▶ RECORDS SHOWN:

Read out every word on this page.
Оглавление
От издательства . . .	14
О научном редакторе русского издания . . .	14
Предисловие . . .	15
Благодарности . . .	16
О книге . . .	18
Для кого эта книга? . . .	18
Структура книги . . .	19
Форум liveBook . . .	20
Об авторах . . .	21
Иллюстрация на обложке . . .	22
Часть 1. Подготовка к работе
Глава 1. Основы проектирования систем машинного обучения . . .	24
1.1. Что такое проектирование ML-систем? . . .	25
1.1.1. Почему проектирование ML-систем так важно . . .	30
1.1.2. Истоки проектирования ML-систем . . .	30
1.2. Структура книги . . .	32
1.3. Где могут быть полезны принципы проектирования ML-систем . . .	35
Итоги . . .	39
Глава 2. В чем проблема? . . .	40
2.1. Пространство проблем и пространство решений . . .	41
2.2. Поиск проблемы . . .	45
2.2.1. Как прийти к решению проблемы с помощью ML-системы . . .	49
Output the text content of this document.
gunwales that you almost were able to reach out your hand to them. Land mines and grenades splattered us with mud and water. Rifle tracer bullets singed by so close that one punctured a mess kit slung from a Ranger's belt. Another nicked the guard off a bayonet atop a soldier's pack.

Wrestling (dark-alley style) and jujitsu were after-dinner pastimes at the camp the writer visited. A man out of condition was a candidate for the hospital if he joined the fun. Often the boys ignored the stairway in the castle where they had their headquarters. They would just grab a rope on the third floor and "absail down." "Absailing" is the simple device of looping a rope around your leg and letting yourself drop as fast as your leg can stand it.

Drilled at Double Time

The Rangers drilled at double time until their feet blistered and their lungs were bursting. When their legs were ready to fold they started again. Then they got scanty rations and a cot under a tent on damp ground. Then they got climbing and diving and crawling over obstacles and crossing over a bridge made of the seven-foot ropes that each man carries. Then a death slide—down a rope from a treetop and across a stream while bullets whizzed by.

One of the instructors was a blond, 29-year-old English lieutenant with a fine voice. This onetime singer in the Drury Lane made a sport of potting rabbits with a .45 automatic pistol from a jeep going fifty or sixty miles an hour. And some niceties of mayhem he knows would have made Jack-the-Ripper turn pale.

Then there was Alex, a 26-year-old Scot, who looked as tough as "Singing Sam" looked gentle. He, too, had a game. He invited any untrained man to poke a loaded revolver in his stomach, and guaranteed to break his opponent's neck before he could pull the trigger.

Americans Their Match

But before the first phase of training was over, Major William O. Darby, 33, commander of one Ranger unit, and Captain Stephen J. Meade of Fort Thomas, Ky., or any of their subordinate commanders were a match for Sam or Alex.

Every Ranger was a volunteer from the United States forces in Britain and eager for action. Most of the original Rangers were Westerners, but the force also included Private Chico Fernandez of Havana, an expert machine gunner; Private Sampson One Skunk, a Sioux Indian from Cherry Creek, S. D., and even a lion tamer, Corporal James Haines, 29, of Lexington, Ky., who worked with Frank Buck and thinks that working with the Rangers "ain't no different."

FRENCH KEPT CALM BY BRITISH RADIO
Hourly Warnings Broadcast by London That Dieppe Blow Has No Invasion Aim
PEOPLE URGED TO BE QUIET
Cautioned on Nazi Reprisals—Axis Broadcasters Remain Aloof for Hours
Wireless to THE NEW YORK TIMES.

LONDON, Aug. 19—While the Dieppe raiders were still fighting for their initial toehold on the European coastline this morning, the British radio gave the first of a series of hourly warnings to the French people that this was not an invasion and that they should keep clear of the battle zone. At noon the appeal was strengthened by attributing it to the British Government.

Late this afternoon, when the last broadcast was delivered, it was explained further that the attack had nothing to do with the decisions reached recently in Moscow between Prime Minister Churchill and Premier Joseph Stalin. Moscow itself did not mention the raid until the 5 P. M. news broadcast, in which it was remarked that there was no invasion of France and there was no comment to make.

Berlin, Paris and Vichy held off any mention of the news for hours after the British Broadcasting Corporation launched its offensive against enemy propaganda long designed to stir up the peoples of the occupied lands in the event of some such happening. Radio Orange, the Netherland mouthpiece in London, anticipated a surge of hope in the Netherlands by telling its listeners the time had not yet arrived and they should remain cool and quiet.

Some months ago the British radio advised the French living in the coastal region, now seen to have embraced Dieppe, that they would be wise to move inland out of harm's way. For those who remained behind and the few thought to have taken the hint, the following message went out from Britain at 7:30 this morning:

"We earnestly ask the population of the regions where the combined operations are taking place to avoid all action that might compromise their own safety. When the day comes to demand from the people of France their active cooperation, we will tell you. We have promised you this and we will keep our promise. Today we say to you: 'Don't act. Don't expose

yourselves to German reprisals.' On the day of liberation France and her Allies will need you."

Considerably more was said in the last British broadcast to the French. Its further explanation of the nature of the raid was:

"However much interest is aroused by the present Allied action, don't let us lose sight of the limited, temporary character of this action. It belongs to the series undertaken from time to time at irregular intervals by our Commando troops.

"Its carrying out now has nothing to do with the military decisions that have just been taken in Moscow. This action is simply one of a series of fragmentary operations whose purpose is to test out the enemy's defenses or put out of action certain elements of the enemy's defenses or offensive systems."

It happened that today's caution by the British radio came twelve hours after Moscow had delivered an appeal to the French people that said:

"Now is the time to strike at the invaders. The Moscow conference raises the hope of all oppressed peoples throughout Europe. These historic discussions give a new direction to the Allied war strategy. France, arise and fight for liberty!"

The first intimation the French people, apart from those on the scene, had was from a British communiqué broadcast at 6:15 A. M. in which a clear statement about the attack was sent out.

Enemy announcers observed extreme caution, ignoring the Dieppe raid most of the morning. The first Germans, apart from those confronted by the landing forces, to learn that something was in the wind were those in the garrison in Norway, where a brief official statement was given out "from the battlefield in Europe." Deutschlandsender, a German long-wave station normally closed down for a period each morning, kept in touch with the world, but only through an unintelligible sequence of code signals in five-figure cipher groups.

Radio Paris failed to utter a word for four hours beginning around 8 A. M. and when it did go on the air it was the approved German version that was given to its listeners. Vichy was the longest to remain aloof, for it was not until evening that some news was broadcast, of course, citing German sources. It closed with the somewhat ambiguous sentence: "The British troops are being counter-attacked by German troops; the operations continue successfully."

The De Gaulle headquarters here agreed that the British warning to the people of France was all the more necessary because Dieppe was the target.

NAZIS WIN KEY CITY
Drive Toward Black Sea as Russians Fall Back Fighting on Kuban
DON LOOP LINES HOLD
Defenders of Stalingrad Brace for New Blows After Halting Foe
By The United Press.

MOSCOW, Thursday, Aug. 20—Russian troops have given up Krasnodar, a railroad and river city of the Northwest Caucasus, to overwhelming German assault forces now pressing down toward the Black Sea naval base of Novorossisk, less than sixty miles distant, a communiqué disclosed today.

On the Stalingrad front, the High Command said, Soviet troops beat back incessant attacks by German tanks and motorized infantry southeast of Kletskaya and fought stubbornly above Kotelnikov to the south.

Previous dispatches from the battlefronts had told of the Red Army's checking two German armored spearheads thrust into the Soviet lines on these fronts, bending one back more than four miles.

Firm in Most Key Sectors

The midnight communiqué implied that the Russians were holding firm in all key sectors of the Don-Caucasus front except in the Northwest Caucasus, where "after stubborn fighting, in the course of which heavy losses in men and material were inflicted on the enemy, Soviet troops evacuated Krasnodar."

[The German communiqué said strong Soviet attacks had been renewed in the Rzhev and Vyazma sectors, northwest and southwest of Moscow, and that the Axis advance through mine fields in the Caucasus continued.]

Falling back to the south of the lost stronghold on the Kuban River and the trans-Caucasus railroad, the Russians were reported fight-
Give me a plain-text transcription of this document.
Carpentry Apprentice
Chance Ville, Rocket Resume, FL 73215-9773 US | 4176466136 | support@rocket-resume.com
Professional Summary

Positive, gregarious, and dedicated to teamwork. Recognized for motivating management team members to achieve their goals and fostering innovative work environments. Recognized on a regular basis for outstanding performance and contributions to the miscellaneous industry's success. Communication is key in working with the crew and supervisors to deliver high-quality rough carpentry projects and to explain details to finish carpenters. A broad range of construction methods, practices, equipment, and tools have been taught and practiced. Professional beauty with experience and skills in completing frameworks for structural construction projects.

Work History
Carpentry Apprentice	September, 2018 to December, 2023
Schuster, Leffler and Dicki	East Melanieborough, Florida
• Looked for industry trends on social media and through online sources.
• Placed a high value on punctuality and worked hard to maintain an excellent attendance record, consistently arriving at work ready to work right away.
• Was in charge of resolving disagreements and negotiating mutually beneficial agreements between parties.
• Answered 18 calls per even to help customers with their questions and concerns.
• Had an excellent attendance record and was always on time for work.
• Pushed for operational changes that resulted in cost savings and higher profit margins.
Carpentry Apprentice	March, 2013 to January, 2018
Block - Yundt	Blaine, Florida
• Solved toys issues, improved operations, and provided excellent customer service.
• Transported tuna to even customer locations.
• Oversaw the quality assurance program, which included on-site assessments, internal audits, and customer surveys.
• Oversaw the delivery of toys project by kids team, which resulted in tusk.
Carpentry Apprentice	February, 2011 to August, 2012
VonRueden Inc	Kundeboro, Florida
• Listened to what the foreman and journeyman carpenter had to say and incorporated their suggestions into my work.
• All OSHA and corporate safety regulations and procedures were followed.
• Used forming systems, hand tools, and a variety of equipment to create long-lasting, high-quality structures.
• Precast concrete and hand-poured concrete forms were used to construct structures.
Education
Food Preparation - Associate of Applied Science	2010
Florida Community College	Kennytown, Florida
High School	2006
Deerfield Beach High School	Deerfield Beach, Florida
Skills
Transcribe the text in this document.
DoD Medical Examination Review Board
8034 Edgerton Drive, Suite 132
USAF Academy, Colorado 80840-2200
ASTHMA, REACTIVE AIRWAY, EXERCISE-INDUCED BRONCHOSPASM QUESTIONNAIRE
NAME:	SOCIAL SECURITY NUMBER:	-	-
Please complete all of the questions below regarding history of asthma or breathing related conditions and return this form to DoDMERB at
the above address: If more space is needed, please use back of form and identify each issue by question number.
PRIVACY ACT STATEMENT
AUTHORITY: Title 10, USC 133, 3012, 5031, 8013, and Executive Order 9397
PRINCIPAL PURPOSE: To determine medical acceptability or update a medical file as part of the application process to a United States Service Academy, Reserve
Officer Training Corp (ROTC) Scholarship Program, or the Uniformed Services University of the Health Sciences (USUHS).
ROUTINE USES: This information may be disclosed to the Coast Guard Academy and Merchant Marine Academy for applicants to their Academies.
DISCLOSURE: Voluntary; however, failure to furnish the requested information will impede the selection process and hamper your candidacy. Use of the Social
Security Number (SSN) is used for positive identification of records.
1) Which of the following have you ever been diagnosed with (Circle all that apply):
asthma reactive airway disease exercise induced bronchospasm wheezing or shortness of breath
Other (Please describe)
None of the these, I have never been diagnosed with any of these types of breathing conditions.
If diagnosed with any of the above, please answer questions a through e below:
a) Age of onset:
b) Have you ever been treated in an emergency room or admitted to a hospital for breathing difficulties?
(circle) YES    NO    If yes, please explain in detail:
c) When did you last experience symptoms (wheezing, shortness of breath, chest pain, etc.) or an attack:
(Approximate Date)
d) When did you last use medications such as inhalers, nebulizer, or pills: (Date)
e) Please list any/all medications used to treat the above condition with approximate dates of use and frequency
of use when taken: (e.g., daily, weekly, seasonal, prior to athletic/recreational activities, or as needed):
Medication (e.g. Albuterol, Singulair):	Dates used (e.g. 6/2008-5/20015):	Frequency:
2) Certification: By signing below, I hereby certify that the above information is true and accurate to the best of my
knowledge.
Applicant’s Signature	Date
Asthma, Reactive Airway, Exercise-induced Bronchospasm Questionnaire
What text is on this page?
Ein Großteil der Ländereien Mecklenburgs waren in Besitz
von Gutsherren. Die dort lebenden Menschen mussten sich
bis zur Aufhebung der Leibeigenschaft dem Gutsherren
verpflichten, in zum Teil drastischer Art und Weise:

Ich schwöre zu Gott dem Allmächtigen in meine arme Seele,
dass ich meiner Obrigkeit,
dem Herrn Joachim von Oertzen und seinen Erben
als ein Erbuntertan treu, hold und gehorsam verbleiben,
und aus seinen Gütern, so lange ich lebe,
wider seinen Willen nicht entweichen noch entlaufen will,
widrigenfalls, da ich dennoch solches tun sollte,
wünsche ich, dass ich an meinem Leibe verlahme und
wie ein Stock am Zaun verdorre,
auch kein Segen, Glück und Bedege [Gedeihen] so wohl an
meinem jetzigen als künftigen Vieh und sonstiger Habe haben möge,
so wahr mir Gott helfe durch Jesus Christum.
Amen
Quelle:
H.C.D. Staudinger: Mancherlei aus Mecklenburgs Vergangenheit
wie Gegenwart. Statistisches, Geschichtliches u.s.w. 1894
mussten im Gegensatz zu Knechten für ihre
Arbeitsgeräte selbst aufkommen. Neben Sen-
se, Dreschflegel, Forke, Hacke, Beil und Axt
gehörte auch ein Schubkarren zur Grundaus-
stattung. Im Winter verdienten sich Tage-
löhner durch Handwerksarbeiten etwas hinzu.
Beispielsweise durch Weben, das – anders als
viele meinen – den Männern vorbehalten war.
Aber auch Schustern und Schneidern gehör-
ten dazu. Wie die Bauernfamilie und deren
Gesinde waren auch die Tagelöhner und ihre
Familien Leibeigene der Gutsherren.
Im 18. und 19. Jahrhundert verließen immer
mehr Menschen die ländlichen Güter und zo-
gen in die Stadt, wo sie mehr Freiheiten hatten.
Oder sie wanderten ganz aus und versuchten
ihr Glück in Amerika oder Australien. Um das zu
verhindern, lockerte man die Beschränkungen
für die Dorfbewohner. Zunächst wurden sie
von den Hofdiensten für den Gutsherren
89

▶ GOAL:
Work through the records above line by line and count those that hold the string "wheezing". Give only the result.

▶ EXERCISE OUTPUT:
2